Written instruction: Exactly as they appear, output all of the records. Skip any images.

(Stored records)

(begin)

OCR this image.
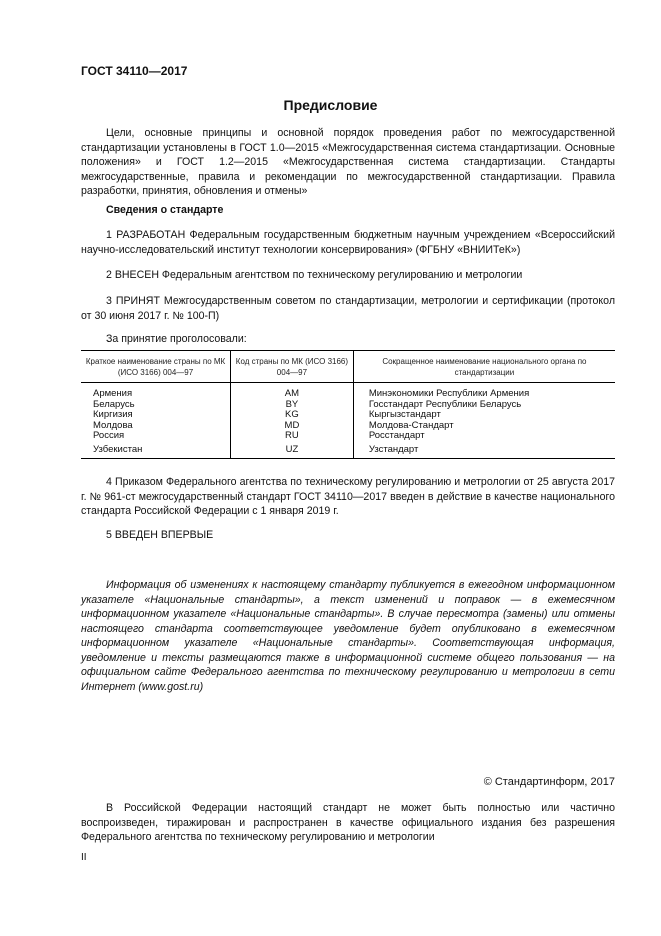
ГОСТ 34110—2017
Предисловие
Цели, основные принципы и основной порядок проведения работ по межгосударственной стандартизации установлены в ГОСТ 1.0—2015 «Межгосударственная система стандартизации. Основные положения» и ГОСТ 1.2—2015 «Межгосударственная система стандартизации. Стандарты межгосударственные, правила и рекомендации по межгосударственной стандартизации. Правила разработки, принятия, обновления и отмены»
Сведения о стандарте
1 РАЗРАБОТАН Федеральным государственным бюджетным научным учреждением «Всероссийский научно-исследовательский институт технологии консервирования» (ФГБНУ «ВНИИТеК»)
2 ВНЕСЕН Федеральным агентством по техническому регулированию и метрологии
3 ПРИНЯТ Межгосударственным советом по стандартизации, метрологии и сертификации (протокол от 30 июня 2017 г. № 100-П)
За принятие проголосовали:
Краткое наименование страны по МК (ИСО 3166) 004—97	Код страны по МК (ИСО 3166) 004—97	Сокращенное наименование национального органа по стандартизации
Армения	AM	Минэкономики Республики Армения
Беларусь	BY	Госстандарт Республики Беларусь
Киргизия	KG	Кыргызстандарт
Молдова	MD	Молдова-Стандарт
Россия	RU	Росстандарт
Узбекистан	UZ	Узстандарт
4 Приказом Федерального агентства по техническому регулированию и метрологии от 25 августа 2017 г. № 961-ст межгосударственный стандарт ГОСТ 34110—2017 введен в действие в качестве национального стандарта Российской Федерации с 1 января 2019 г.
5 ВВЕДЕН ВПЕРВЫЕ
Информация об изменениях к настоящему стандарту публикуется в ежегодном информационном указателе «Национальные стандарты», а текст изменений и поправок — в ежемесячном информационном указателе «Национальные стандарты». В случае пересмотра (замены) или отмены настоящего стандарта соответствующее уведомление будет опубликовано в ежемесячном информационном указателе «Национальные стандарты». Соответствующая информация, уведомление и тексты размещаются также в информационной системе общего пользования — на официальном сайте Федерального агентства по техническому регулированию и метрологии в сети Интернет (www.gost.ru)
© Стандартинформ, 2017
В Российской Федерации настоящий стандарт не может быть полностью или частично воспроизведен, тиражирован и распространен в качестве официального издания без разрешения Федерального агентства по техническому регулированию и метрологии
II
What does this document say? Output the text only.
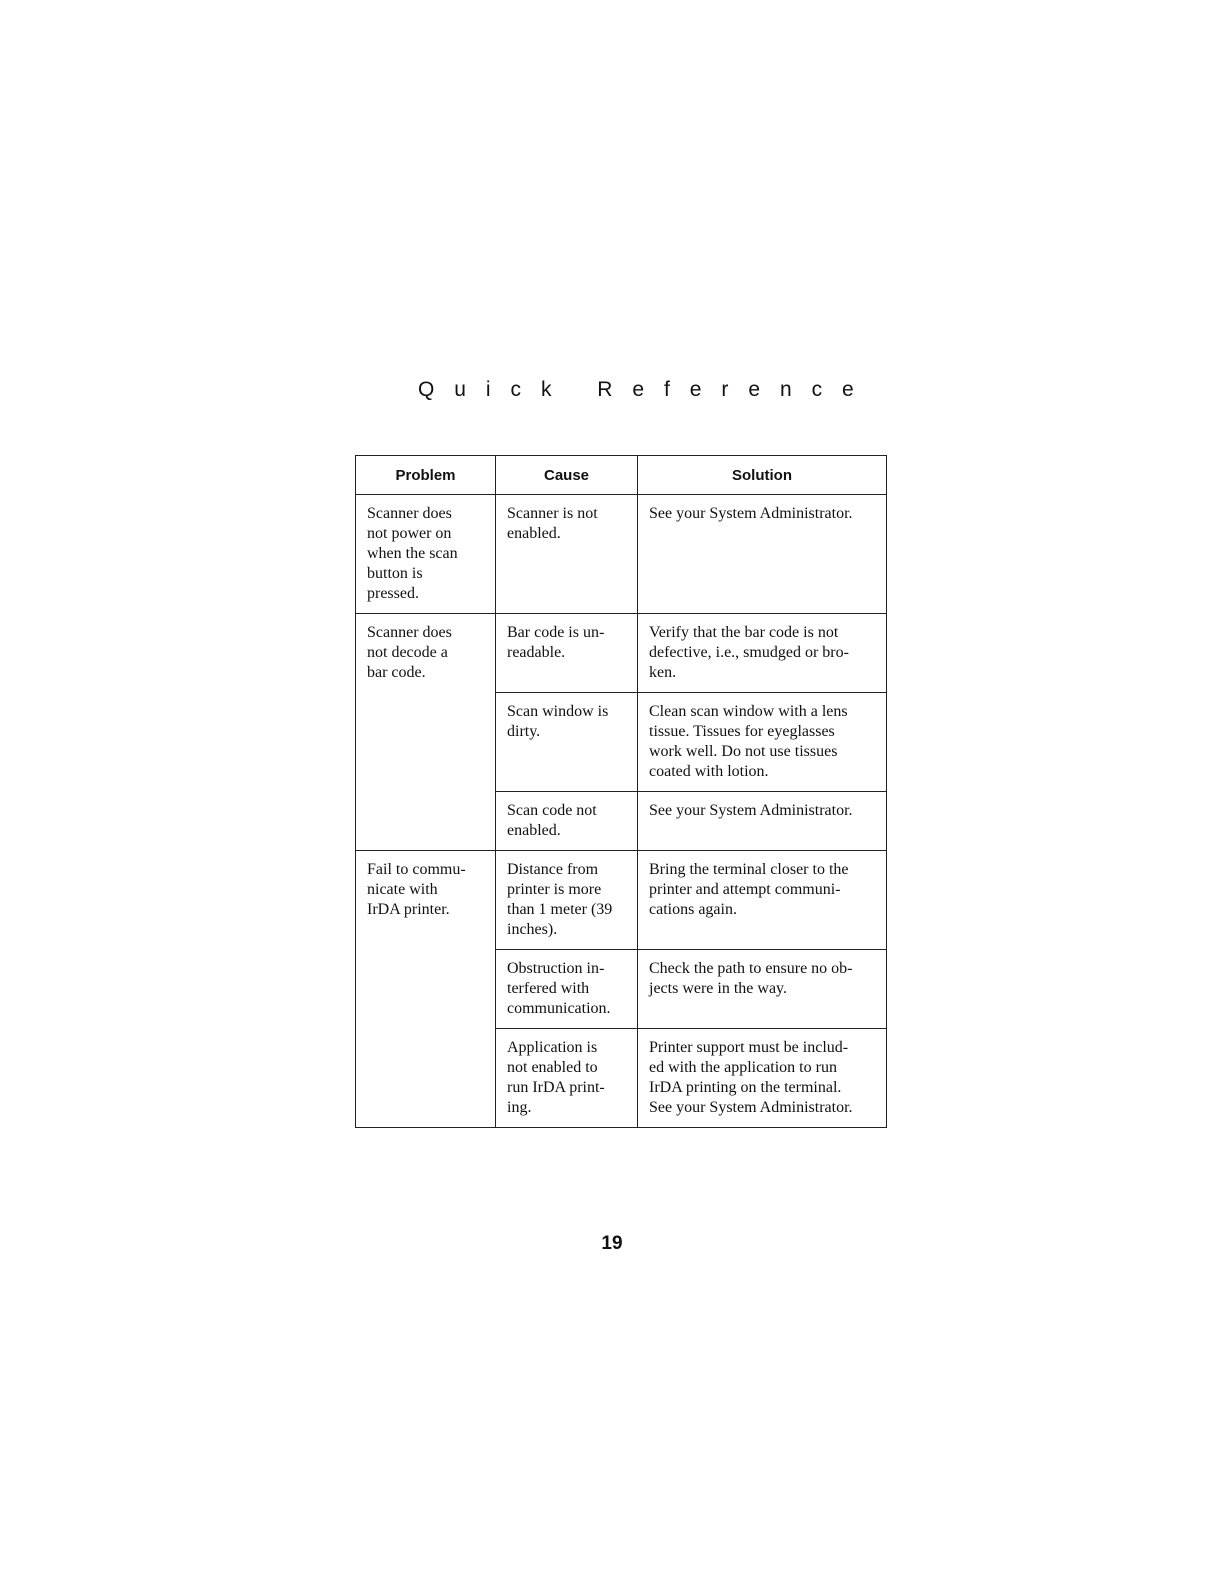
Quick Reference
Problem	Cause	Solution

Scanner does
not power on
when the scan
button is
pressed.	Scanner is not
enabled.	See your System Administrator.

Scanner does
not decode a
bar code.	Bar code is un-
readable.	Verify that the bar code is not
defective, i.e., smudged or bro-
ken.

	Scan window is
dirty.	Clean scan window with a lens
tissue. Tissues for eyeglasses
work well. Do not use tissues
coated with lotion.

	Scan code not
enabled.	See your System Administrator.

Fail to commu-
nicate with
IrDA printer.	Distance from
printer is more
than 1 meter (39
inches).	Bring the terminal closer to the
printer and attempt communi-
cations again.

	Obstruction in-
terfered with
communication.	Check the path to ensure no ob-
jects were in the way.

	Application is
not enabled to
run IrDA print-
ing.	Printer support must be includ-
ed with the application to run
IrDA printing on the terminal.
See your System Administrator.
19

(end)

Complete answer:
OCR this image.
ГОСТ 34110—2017
Предисловие
Цели, основные принципы и основной порядок проведения работ по межгосударственной стандартизации установлены в ГОСТ 1.0—2015 «Межгосударственная система стандартизации. Основные положения» и ГОСТ 1.2—2015 «Межгосударственная система стандартизации. Стандарты межгосударственные, правила и рекомендации по межгосударственной стандартизации. Правила разработки, принятия, обновления и отмены»
Сведения о стандарте
1 РАЗРАБОТАН Федеральным государственным бюджетным научным учреждением «Всероссийский научно-исследовательский институт технологии консервирования» (ФГБНУ «ВНИИТеК»)
2 ВНЕСЕН Федеральным агентством по техническому регулированию и метрологии
3 ПРИНЯТ Межгосударственным советом по стандартизации, метрологии и сертификации (протокол от 30 июня 2017 г. № 100-П)
За принятие проголосовали:
Краткое наименование страны по МК (ИСО 3166) 004—97	Код страны по МК (ИСО 3166) 004—97	Сокращенное наименование национального органа по стандартизации
Армения	AM	Минэкономики Республики Армения
Беларусь	BY	Госстандарт Республики Беларусь
Киргизия	KG	Кыргызстандарт
Молдова	MD	Молдова-Стандарт
Россия	RU	Росстандарт
Узбекистан	UZ	Узстандарт
4 Приказом Федерального агентства по техническому регулированию и метрологии от 25 августа 2017 г. № 961-ст межгосударственный стандарт ГОСТ 34110—2017 введен в действие в качестве национального стандарта Российской Федерации с 1 января 2019 г.
5 ВВЕДЕН ВПЕРВЫЕ
Информация об изменениях к настоящему стандарту публикуется в ежегодном информационном указателе «Национальные стандарты», а текст изменений и поправок — в ежемесячном информационном указателе «Национальные стандарты». В случае пересмотра (замены) или отмены настоящего стандарта соответствующее уведомление будет опубликовано в ежемесячном информационном указателе «Национальные стандарты». Соответствующая информация, уведомление и тексты размещаются также в информационной системе общего пользования — на официальном сайте Федерального агентства по техническому регулированию и метрологии в сети Интернет (www.gost.ru)
© Стандартинформ, 2017
В Российской Федерации настоящий стандарт не может быть полностью или частично воспроизведен, тиражирован и распространен в качестве официального издания без разрешения Федерального агентства по техническому регулированию и метрологии
II
What does this document say? Output the text only.
Quick Reference
Problem	Cause	Solution

Scanner does
not power on
when the scan
button is
pressed.	Scanner is not
enabled.	See your System Administrator.

Scanner does
not decode a
bar code.	Bar code is un-
readable.	Verify that the bar code is not
defective, i.e., smudged or bro-
ken.

	Scan window is
dirty.	Clean scan window with a lens
tissue. Tissues for eyeglasses
work well. Do not use tissues
coated with lotion.

	Scan code not
enabled.	See your System Administrator.

Fail to commu-
nicate with
IrDA printer.	Distance from
printer is more
than 1 meter (39
inches).	Bring the terminal closer to the
printer and attempt communi-
cations again.

	Obstruction in-
terfered with
communication.	Check the path to ensure no ob-
jects were in the way.

	Application is
not enabled to
run IrDA print-
ing.	Printer support must be includ-
ed with the application to run
IrDA printing on the terminal.
See your System Administrator.
19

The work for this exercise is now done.